» **AIM**
Count the lines in the records below that contain the word "Time", and reply with only that number.

Chart and figure data:
•••••

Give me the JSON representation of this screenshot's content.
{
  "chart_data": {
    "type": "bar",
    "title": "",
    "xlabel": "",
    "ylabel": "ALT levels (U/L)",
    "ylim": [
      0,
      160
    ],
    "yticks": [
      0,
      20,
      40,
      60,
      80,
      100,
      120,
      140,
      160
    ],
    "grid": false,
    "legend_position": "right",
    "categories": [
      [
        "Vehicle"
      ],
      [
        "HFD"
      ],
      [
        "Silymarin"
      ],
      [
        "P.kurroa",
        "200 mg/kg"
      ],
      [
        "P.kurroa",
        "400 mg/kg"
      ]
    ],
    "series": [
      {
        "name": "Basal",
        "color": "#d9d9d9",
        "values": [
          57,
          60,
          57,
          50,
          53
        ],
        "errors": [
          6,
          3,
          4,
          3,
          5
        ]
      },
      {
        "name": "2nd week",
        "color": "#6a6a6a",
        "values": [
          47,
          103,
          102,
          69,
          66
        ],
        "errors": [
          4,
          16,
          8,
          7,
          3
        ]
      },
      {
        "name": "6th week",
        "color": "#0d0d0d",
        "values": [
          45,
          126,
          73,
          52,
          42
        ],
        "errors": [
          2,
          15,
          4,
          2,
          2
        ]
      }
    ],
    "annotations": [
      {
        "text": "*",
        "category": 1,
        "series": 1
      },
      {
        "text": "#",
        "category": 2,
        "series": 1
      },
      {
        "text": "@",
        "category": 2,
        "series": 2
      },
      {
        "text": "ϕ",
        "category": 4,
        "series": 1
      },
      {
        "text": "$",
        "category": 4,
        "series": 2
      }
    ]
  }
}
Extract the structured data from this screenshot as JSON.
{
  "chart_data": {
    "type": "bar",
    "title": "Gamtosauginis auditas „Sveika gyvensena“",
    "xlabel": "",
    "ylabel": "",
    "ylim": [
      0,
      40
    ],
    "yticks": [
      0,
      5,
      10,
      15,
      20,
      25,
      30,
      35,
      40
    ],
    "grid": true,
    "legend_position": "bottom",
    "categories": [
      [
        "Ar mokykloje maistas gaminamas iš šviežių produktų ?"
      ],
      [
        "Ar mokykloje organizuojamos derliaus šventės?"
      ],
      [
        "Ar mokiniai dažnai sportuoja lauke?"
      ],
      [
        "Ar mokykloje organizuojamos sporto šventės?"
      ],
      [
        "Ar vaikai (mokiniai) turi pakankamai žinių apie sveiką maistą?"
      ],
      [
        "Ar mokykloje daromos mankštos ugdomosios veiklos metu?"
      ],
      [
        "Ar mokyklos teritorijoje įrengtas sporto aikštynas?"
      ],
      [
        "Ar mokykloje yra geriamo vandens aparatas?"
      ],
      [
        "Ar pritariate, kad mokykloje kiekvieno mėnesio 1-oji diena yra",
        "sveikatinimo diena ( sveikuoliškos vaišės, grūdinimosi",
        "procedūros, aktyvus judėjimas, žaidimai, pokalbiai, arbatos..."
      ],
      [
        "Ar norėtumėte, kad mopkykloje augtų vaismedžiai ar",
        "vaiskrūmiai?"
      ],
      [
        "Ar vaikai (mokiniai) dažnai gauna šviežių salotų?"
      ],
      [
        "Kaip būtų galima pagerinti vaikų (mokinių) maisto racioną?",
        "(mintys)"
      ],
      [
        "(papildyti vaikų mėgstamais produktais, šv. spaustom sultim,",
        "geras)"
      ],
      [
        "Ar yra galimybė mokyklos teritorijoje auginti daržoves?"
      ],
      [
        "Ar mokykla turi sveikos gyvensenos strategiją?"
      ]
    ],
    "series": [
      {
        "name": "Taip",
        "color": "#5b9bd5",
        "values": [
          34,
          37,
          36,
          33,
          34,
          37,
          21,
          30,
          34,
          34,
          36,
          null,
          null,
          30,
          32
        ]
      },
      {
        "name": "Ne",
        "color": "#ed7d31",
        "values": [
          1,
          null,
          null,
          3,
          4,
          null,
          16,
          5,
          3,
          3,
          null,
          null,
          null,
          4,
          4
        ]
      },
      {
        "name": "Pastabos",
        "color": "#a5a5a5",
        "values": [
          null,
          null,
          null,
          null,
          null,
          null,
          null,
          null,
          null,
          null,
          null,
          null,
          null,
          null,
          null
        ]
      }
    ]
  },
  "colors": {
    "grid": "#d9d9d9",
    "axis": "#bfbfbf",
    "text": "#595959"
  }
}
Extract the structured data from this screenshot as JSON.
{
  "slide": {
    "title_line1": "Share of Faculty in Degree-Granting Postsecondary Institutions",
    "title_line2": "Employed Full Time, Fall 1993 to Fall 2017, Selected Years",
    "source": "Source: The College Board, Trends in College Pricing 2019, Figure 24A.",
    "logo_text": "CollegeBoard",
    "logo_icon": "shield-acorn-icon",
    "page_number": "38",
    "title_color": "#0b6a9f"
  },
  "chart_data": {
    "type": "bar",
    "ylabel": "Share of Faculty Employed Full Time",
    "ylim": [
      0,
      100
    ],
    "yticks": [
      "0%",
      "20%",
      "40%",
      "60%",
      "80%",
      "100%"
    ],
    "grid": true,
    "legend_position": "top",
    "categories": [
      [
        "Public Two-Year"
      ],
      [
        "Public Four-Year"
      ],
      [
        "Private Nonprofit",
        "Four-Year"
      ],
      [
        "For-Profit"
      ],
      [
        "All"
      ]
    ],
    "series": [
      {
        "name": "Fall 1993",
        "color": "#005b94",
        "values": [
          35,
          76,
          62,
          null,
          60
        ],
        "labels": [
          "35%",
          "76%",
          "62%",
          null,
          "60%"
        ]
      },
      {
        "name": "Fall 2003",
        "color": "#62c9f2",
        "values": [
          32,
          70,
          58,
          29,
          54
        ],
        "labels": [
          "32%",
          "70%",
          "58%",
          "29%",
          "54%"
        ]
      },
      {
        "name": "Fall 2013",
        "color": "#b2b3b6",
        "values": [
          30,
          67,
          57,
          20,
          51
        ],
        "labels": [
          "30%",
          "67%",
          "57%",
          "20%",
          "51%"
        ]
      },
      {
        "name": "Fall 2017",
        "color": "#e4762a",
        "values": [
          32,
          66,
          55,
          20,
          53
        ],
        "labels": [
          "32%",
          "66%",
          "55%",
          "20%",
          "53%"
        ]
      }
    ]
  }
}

•••••

» **FINISHED TASK**
2